--- Data ---
⁂

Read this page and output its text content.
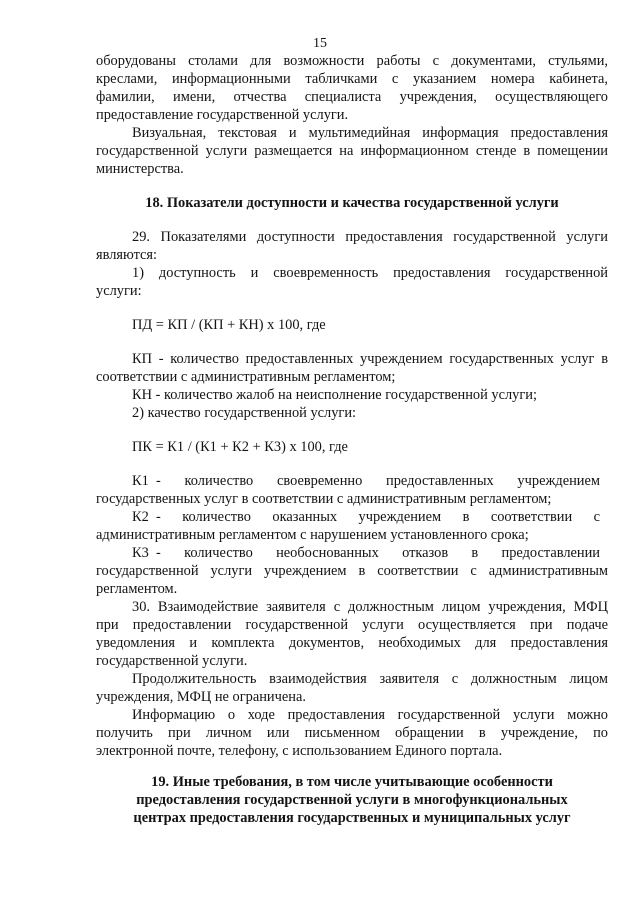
15
оборудованы столами для возможности работы с документами, стульями,
креслами, информационными табличками с указанием номера кабинета,
фамилии, имени, отчества специалиста учреждения, осуществляющего
предоставление государственной услуги.
Визуальная, текстовая и мультимедийная информация предоставления
государственной услуги размещается на информационном стенде в помещении
министерства.
18. Показатели доступности и качества государственной услуги
29. Показателями доступности предоставления государственной услуги
являются:
1) доступность и своевременность предоставления государственной
услуги:
ПД = КП / (КП + КН) х 100, где
КП - количество предоставленных учреждением государственных услуг в
соответствии с административным регламентом;
КН - количество жалоб на неисполнение государственной услуги;
2) качество государственной услуги:
ПК = К1 / (К1 + К2 + К3) х 100, где
К1 - количество своевременно предоставленных учреждением
государственных услуг в соответствии с административным регламентом;
К2 - количество оказанных учреждением в соответствии с
административным регламентом с нарушением установленного срока;
К3 - количество необоснованных отказов в предоставлении
государственной услуги учреждением в соответствии с административным
регламентом.
30. Взаимодействие заявителя с должностным лицом учреждения, МФЦ
при предоставлении государственной услуги осуществляется при подаче
уведомления и комплекта документов, необходимых для предоставления
государственной услуги.
Продолжительность взаимодействия заявителя с должностным лицом
учреждения, МФЦ не ограничена.
Информацию о ходе предоставления государственной услуги можно
получить при личном или письменном обращении в учреждение, по
электронной почте, телефону, с использованием Единого портала.
19. Иные требования, в том числе учитывающие особенности
предоставления государственной услуги в многофункциональных
центрах предоставления государственных и муниципальных услуг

⁂

Show every line where the string "государственных" appears.

КП - количество предоставленных учреждением государственных услуг в
государственных услуг в соответствии с административным регламентом;
центрах предоставления государственных и муниципальных услуг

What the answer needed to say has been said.